* [SELECTED TEXT]:
European carriers step up to oppose UK Government's move to provide state aid to struggling Flybe
Just two weeks ahead of Brexit, the UK Government has issued an ambiguous signal regarding state aid conventions in Europe as it made clear it was prepared to provide financial assistance to help keep domestic carrier Flybe afloat. The response from competitive airlines has been immediate with Ryanair's CEO, EasyJet and AIG strongly criticising the move. Questions are also being asked as to why the Government is prepared to help Flybe when it refused to provide any help for Thomas Cook last year. A former lecturer of the Ryanair CEO, Michael O'Leary, Trinity College Dublin economist and pro Chancellor, Sean Barrett (pictured) told Aviation Finance: 'subsidising airlines to do something that is inefficient may not be a good idea'.

Michael O’Leary has been widely quoted as one of the critics of the UK Government move, which he castigated as ’a bailout to billionaires’.

IAG chief Willie Walsh lodged a complaint with the EU about the UK Government’s ‘blatant misuse of public funds, while the European Commission warned that any state aid should not distort competition. easyJet also joined in the complaints about contravention of rules on state aid.
Sean Barrett: 'a subsidy usually ends up in the pockets of the producer rather than the consumer'.


These complaints have been rejected by both Flybe ad the British Government, claiming it has complied fully with all state aid regulations. Drawing a distinction between Flybe and Thomas Cook, it said that had had it provided support to the latter it would have been merely throwing good money after bad, whereas it sees Flybe as having a future.

The UK government support is being provided by way of a deferal of GBP100 million due from Fylbe by way of the GBP14 per passenger Air Passenger Duty levied by the carrier on behalf of the government. As a predominantly internal carrier operating services between 24 UK airports, Flybe has consistently argued that it and its passengers, in effect incur a double APD charge on return flights compared to passengers of arilines with a stronger international network.

In addition to deferring the APD due the UK government has said it will review the basis on which the duty is levied. The agreed deferment of payment is also being provided subject to agreement from the existing owners – Virgin Atlantic, Cyrus Capital and Stobart Group – to provide additional investment. The deal has been characterised by Ryanair’s O’Leary as a “billionaire bailout’.

TCD economist Barrett, a leading authority on transport and aviation economics, and a former Irish Senator, noted that this is not the first time that the Ryanair CEO has had cause for complaint with the UK and European authorities. ‘The Ryanair relationship with competition policy regulators in aviation has two other dimensions - lack of access to slots at hub airports by new entrant airlines and complaints of unfair competition of Ryanair by smaller airports,’ he said.

‘Since slot allocation at hub airports operates on a grandfather rights basis, favouring legacy airlines, this restricts the expansion of non-grandfather airlines such as Ryanair. When Ryanair develops services at previously empty airports many of the established airports complain to the EU that this is unfair competition. Ryanair's annual report cites seven complaints of breaches of competition law under investigation at small airports’ Barrett said.

* [EXERCISE]: Translate this sentence from the Flybe state aid article into Spanish: "In addition to deferring the APD due the UK government has said it will review the basis on which the duty is levied." The material after this point is separate from the Flybe article.

* [DATA EXTRACTS]:
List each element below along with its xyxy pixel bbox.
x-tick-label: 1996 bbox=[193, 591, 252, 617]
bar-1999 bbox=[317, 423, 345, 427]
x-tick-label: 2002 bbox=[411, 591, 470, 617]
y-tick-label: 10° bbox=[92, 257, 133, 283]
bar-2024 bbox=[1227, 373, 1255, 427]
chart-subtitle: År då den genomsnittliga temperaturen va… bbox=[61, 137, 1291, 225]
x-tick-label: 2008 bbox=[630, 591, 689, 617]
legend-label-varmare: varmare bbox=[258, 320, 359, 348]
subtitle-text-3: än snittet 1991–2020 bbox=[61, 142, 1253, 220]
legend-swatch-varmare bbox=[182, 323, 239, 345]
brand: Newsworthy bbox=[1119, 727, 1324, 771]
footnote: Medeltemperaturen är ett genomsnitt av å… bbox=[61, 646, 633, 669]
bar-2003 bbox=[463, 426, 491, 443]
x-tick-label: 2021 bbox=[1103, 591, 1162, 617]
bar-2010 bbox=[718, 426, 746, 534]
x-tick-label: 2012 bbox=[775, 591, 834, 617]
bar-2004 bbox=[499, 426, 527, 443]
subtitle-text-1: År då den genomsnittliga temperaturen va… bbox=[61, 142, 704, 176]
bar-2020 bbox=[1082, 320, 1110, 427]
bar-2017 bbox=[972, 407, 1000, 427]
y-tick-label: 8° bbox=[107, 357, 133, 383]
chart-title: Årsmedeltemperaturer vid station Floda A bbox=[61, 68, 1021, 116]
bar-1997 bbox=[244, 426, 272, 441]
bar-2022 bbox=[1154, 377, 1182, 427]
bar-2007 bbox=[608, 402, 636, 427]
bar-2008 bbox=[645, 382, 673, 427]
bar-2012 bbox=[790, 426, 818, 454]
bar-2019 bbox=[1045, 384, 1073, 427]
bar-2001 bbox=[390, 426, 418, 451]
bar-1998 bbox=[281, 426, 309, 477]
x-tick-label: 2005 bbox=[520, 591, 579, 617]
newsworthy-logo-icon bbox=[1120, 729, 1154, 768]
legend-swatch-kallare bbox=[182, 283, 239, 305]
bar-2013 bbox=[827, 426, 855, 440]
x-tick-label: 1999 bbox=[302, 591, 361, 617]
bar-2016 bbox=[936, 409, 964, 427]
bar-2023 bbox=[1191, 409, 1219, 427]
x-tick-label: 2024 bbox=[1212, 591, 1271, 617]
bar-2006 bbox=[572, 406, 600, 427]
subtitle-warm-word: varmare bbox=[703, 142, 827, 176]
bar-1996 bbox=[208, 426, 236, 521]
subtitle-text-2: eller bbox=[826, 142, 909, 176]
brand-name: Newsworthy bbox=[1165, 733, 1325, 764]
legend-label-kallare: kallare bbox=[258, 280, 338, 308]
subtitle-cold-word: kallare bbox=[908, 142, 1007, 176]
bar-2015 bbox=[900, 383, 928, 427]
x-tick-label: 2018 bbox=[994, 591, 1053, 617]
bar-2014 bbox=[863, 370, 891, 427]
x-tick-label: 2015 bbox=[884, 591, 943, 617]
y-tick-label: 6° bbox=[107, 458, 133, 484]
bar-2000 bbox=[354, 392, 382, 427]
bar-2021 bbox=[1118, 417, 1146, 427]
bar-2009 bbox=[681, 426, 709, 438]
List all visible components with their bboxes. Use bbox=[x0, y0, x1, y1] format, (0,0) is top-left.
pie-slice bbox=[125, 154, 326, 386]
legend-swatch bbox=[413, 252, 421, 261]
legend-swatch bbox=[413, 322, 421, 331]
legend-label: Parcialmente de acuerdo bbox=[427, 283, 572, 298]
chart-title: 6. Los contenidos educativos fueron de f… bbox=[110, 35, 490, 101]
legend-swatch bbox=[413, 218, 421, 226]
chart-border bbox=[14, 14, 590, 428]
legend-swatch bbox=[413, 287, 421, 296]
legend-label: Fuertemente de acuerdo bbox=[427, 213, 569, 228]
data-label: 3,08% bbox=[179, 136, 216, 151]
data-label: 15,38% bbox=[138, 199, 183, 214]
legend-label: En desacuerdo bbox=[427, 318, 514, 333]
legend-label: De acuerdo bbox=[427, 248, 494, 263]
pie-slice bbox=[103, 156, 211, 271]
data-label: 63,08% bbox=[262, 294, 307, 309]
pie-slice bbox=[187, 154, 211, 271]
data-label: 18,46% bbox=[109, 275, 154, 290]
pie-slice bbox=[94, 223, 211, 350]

* [OUTPUT FOR THIS EXERCISE]: Además de aplazar el APD adeudado, el gobierno del Reino Unido ha dicho que revisará la base sobre la que se aplica el impuesto.